#### WORK TO COMPLETE
Tally how many lines include "ylabel". The number is the whole answer.

#### STORED RECORDS
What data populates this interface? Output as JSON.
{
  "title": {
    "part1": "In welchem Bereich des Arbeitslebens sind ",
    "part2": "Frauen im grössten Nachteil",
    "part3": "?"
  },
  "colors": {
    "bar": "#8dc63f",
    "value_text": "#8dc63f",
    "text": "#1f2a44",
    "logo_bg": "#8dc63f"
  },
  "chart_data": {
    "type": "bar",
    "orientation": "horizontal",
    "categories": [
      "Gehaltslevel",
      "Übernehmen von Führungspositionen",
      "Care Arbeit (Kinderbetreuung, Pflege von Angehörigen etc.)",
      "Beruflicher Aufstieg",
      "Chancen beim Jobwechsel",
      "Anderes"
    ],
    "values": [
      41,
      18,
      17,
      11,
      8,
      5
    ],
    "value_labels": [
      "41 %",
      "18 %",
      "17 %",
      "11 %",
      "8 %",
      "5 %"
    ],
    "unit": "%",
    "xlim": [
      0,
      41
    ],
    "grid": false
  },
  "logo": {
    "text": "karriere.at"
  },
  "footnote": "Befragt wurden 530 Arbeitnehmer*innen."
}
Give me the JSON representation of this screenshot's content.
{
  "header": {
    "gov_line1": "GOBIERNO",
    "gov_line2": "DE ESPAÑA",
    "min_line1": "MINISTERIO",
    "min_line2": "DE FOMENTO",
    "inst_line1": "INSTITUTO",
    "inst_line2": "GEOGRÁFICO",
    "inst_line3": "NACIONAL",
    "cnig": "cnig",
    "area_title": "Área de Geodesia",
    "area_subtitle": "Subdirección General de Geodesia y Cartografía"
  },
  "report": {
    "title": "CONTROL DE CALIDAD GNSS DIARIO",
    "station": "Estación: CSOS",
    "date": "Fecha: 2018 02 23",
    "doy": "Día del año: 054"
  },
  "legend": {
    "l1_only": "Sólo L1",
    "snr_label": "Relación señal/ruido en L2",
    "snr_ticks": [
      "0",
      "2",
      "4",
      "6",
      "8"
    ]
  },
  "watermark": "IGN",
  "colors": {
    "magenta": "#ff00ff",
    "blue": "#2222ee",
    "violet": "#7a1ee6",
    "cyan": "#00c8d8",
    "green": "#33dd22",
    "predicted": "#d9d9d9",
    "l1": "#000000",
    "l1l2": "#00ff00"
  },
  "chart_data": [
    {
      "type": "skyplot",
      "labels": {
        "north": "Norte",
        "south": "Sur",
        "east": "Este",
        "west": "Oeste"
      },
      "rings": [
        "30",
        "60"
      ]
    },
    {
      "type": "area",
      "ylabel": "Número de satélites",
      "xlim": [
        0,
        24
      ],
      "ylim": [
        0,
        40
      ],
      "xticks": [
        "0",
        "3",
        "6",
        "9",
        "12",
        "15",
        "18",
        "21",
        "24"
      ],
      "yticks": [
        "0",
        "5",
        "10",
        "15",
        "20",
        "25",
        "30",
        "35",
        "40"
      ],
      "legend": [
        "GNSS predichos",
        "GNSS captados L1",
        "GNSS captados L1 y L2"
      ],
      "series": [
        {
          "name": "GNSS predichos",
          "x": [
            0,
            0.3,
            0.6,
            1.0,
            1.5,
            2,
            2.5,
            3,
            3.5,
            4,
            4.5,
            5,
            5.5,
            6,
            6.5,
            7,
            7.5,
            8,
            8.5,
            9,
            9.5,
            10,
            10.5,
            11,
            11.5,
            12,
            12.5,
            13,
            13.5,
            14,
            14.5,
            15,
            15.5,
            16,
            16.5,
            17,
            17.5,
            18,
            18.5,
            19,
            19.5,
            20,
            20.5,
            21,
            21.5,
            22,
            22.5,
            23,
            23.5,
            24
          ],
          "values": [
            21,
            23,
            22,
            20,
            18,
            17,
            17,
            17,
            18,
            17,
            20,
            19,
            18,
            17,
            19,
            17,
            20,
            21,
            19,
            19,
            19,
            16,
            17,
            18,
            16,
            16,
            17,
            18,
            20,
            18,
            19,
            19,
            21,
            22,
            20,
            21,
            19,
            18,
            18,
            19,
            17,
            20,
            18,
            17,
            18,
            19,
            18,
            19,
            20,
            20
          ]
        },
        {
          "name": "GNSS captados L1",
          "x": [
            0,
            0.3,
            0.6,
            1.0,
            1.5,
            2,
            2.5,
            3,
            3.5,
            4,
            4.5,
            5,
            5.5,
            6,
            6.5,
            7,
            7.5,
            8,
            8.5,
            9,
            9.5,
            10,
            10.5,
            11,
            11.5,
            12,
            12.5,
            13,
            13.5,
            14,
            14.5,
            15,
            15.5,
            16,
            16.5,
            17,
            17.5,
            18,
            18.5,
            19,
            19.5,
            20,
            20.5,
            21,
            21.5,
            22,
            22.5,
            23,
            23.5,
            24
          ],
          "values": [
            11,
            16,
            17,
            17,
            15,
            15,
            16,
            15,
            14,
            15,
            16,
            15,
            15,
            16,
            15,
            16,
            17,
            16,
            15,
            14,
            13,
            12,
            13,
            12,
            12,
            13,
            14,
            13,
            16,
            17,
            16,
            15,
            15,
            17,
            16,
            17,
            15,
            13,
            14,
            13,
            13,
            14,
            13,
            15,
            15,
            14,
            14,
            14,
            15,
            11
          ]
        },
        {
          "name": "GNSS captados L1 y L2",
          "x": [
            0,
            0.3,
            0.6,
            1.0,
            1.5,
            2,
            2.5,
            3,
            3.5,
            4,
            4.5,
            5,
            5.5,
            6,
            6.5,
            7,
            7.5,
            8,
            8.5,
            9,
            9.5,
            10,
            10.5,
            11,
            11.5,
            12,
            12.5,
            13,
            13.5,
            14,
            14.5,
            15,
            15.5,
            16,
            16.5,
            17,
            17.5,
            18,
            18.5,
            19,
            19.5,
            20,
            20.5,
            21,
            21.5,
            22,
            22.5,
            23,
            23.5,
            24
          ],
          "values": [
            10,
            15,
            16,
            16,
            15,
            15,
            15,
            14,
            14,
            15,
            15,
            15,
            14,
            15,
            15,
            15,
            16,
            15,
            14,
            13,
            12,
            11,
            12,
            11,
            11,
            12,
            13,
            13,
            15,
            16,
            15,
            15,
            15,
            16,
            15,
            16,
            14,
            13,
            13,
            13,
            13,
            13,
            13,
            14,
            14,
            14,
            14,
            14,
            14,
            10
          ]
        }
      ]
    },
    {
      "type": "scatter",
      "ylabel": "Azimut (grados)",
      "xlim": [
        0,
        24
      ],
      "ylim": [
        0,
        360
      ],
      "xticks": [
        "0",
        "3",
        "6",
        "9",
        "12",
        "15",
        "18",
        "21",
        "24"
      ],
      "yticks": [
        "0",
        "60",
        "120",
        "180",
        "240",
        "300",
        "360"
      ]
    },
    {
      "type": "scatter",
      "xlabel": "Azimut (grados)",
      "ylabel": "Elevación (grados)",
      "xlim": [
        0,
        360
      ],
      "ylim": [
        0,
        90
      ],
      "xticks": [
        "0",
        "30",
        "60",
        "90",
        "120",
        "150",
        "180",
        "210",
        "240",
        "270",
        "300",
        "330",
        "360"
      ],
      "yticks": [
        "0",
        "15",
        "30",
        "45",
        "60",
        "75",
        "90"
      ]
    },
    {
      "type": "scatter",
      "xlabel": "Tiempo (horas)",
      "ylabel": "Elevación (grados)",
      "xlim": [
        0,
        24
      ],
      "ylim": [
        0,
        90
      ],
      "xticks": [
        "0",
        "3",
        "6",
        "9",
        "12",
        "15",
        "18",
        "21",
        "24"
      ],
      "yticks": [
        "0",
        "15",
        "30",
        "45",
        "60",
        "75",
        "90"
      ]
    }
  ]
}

#### OUTPUT OF THE EXERCISE
4